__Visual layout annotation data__
══════════════════════════════
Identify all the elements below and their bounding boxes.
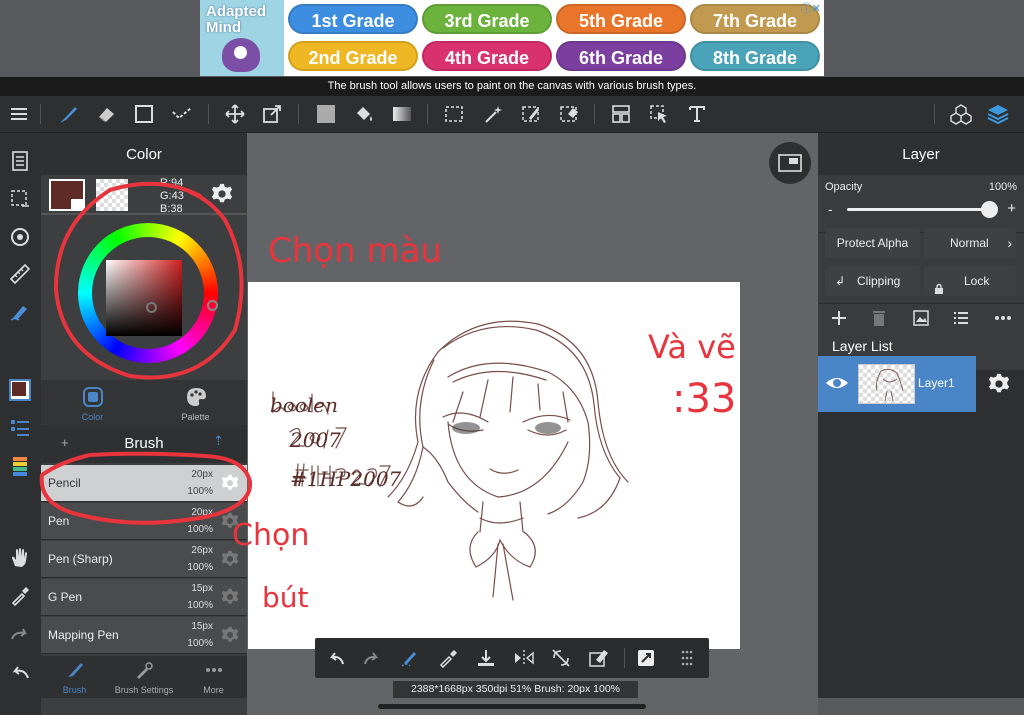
annotation-smile: :33 [672, 376, 736, 422]
layer-list-view-icon[interactable] [952, 309, 970, 332]
visibility-eye-icon[interactable] [825, 373, 849, 398]
flip-horizontal-icon[interactable] [512, 646, 536, 670]
home-indicator[interactable] [378, 704, 646, 709]
add-layer-icon[interactable] [830, 309, 848, 332]
clipping-arrow-icon: ↲ [835, 274, 846, 288]
blend-mode-value: Normal [950, 236, 989, 250]
annotation-chon-mau: Chọn màu [268, 231, 442, 271]
annotation-va-ve: Và vẽ [648, 328, 736, 366]
annotation-chon: Chọn [232, 518, 309, 553]
redo-icon[interactable] [360, 646, 384, 670]
opacity-slider-thumb[interactable] [981, 201, 998, 218]
lock-label: Lock [964, 274, 990, 288]
clipping-label: Clipping [857, 274, 901, 288]
lock-icon [934, 275, 944, 305]
layer-thumbnail [858, 364, 915, 404]
opacity-slider[interactable] [847, 201, 998, 218]
layer-image-icon[interactable] [912, 309, 930, 332]
opacity-minus-button[interactable]: - [828, 201, 833, 217]
opacity-value: 100% [988, 181, 1017, 193]
layer-panel: Layer Opacity 100% - + Protect Alpha Nor… [818, 133, 1024, 698]
layer-settings-gear-icon[interactable] [988, 373, 1010, 400]
clipping-button[interactable]: ↲ Clipping [825, 266, 920, 296]
grid-handle-icon[interactable] [675, 646, 699, 670]
chevron-right-icon: › [1007, 235, 1012, 251]
layer-name: Layer1 [918, 376, 955, 390]
reference-window-icon[interactable] [634, 646, 658, 670]
protect-alpha-button[interactable]: Protect Alpha [825, 228, 920, 258]
stroke-correction-icon[interactable] [398, 646, 422, 670]
signature-name: boolen [270, 393, 338, 417]
layer-list-title: Layer List [832, 338, 893, 354]
quick-action-bar [315, 638, 709, 678]
canvas-status: 2388*1668px 350dpi 51% Brush: 20px 100% [393, 681, 638, 698]
undo-icon[interactable] [324, 646, 348, 670]
save-download-icon[interactable] [474, 646, 498, 670]
annotation-but: bút [262, 581, 309, 614]
opacity-plus-button[interactable]: + [1007, 200, 1016, 217]
lock-button[interactable]: Lock [924, 266, 1016, 296]
delete-layer-icon[interactable] [870, 309, 888, 332]
layer-more-icon[interactable] [993, 309, 1013, 332]
opacity-label: Opacity [825, 181, 863, 193]
eyedropper-quick-icon[interactable] [436, 646, 460, 670]
rotate-lock-icon[interactable] [549, 646, 573, 670]
clear-layer-icon[interactable] [587, 646, 611, 670]
blend-mode-select[interactable]: Normal › [924, 228, 1016, 258]
signature-year: 2007 [289, 428, 341, 452]
layer-row-layer1[interactable]: Layer1 [818, 356, 976, 412]
layer-panel-title: Layer [818, 133, 1024, 175]
signature-tag: #1HP2007 [290, 467, 402, 491]
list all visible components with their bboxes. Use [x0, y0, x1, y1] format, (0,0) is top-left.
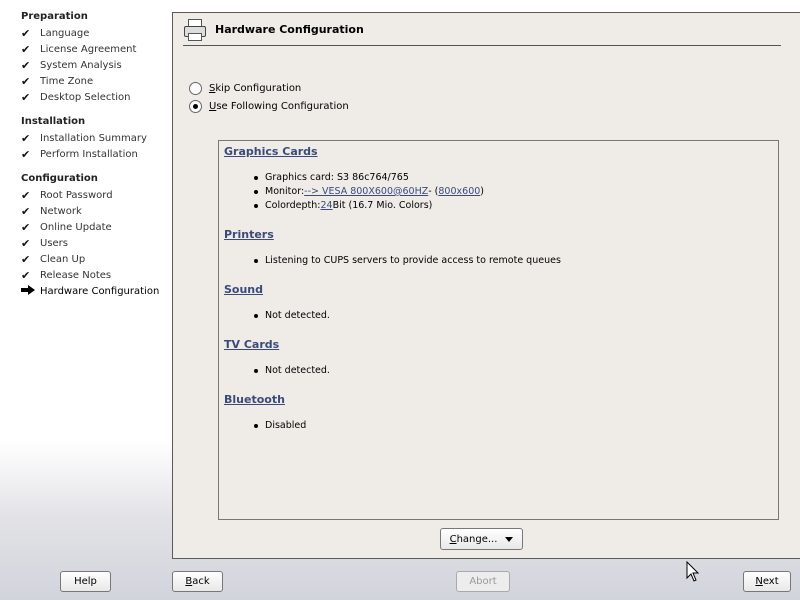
sound-link[interactable]: Sound: [224, 283, 263, 296]
chevron-down-icon: [505, 536, 514, 542]
next-button[interactable]: Next: [743, 571, 791, 592]
sidebar-item-label: Network: [40, 205, 82, 217]
check-icon: ✔: [21, 204, 31, 218]
use-following-configuration-radio[interactable]: Use Following Configuration: [189, 100, 349, 113]
sidebar-item-perform-installation: ✔ Perform Installation: [21, 147, 166, 161]
sidebar-item-license: ✔ License Agreement: [21, 42, 166, 56]
steps-sidebar: Preparation ✔ Language ✔ License Agreement…: [0, 0, 170, 560]
sidebar-heading-installation: Installation: [21, 116, 86, 127]
sidebar-item-language: ✔ Language: [21, 26, 166, 40]
check-icon: ✔: [21, 131, 31, 145]
monitor-link[interactable]: --> VESA 800X600@60HZ: [304, 186, 428, 197]
sidebar-item-installation-summary: ✔ Installation Summary: [21, 131, 166, 145]
sidebar-heading-preparation: Preparation: [21, 11, 88, 22]
sidebar-heading-configuration: Configuration: [21, 173, 98, 184]
sidebar-item-label: Time Zone: [40, 75, 94, 87]
tv-cards-link[interactable]: TV Cards: [224, 338, 279, 351]
sidebar-item-online-update: ✔ Online Update: [21, 220, 166, 234]
resolution-link[interactable]: 800x600: [438, 186, 480, 197]
sidebar-item-label: Users: [40, 237, 69, 249]
check-icon: ✔: [21, 147, 31, 161]
check-icon: ✔: [21, 220, 31, 234]
sidebar-item-label: Desktop Selection: [40, 91, 131, 103]
page-header: Hardware Configuration: [183, 15, 364, 43]
back-button[interactable]: Back: [172, 571, 223, 592]
sidebar-item-label: Online Update: [40, 221, 112, 233]
list-item: Monitor: --> VESA 800X600@60HZ - (800x60…: [254, 186, 484, 197]
list-item: Colordepth: 24 Bit (16.7 Mio. Colors): [254, 200, 432, 211]
abort-button[interactable]: Abort: [456, 571, 510, 592]
check-icon: ✔: [21, 26, 31, 40]
sidebar-item-users: ✔ Users: [21, 236, 166, 250]
check-icon: ✔: [21, 252, 31, 266]
radio-label: Use Following Configuration: [209, 101, 349, 112]
radio-indicator[interactable]: [189, 100, 202, 113]
page-title: Hardware Configuration: [215, 22, 364, 36]
sidebar-item-root-password: ✔ Root Password: [21, 188, 166, 202]
sidebar-item-hardware-configuration: Hardware Configuration: [21, 284, 166, 298]
check-icon: ✔: [21, 42, 31, 56]
skip-configuration-radio[interactable]: Skip Configuration: [189, 82, 301, 95]
printers-link[interactable]: Printers: [224, 228, 274, 241]
radio-label: Skip Configuration: [209, 83, 302, 94]
sidebar-item-label: Language: [40, 27, 90, 39]
list-item: Not detected.: [254, 365, 330, 376]
sidebar-item-label: Root Password: [40, 189, 113, 201]
sidebar-item-clean-up: ✔ Clean Up: [21, 252, 166, 266]
sidebar-item-label: Perform Installation: [40, 148, 138, 160]
sidebar-item-desktop-selection: ✔ Desktop Selection: [21, 90, 166, 104]
sidebar-item-label: Release Notes: [40, 269, 112, 281]
check-icon: ✔: [21, 188, 31, 202]
sidebar-item-label: Clean Up: [40, 253, 86, 265]
check-icon: ✔: [21, 268, 31, 282]
list-item: Not detected.: [254, 310, 330, 321]
mouse-cursor-icon: [686, 561, 700, 582]
check-icon: ✔: [21, 58, 31, 72]
title-divider: [183, 45, 781, 46]
bluetooth-link[interactable]: Bluetooth: [224, 393, 285, 406]
list-item: Listening to CUPS servers to provide acc…: [254, 255, 561, 266]
sidebar-item-label: Hardware Configuration: [40, 285, 160, 297]
sidebar-item-system-analysis: ✔ System Analysis: [21, 58, 166, 72]
sidebar-item-label: Installation Summary: [40, 132, 147, 144]
hardware-summary-box: Graphics Cards Graphics card: S3 86c764/…: [218, 140, 779, 520]
list-item: Graphics card: S3 86c764/765: [254, 172, 409, 183]
current-step-arrow-icon: [21, 284, 40, 298]
help-button[interactable]: Help: [60, 571, 111, 592]
colordepth-link[interactable]: 24: [321, 200, 333, 211]
check-icon: ✔: [21, 236, 31, 250]
sidebar-item-label: License Agreement: [40, 43, 137, 55]
check-icon: ✔: [21, 74, 31, 88]
graphics-cards-link[interactable]: Graphics Cards: [224, 145, 318, 158]
sidebar-item-release-notes: ✔ Release Notes: [21, 268, 166, 282]
sidebar-item-label: System Analysis: [40, 59, 122, 71]
sidebar-item-time-zone: ✔ Time Zone: [21, 74, 166, 88]
main-panel: Hardware Configuration Skip Configuratio…: [172, 12, 800, 559]
list-item: Disabled: [254, 420, 306, 431]
check-icon: ✔: [21, 90, 31, 104]
printer-icon: [183, 18, 206, 41]
sidebar-item-network: ✔ Network: [21, 204, 166, 218]
change-button[interactable]: Change...: [440, 528, 523, 550]
radio-indicator[interactable]: [189, 82, 202, 95]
══════════════════════════════
__TASK PROMPT__
Please count the rows that contain the string "heading" and give only that number.

__RESULT BELOW__
3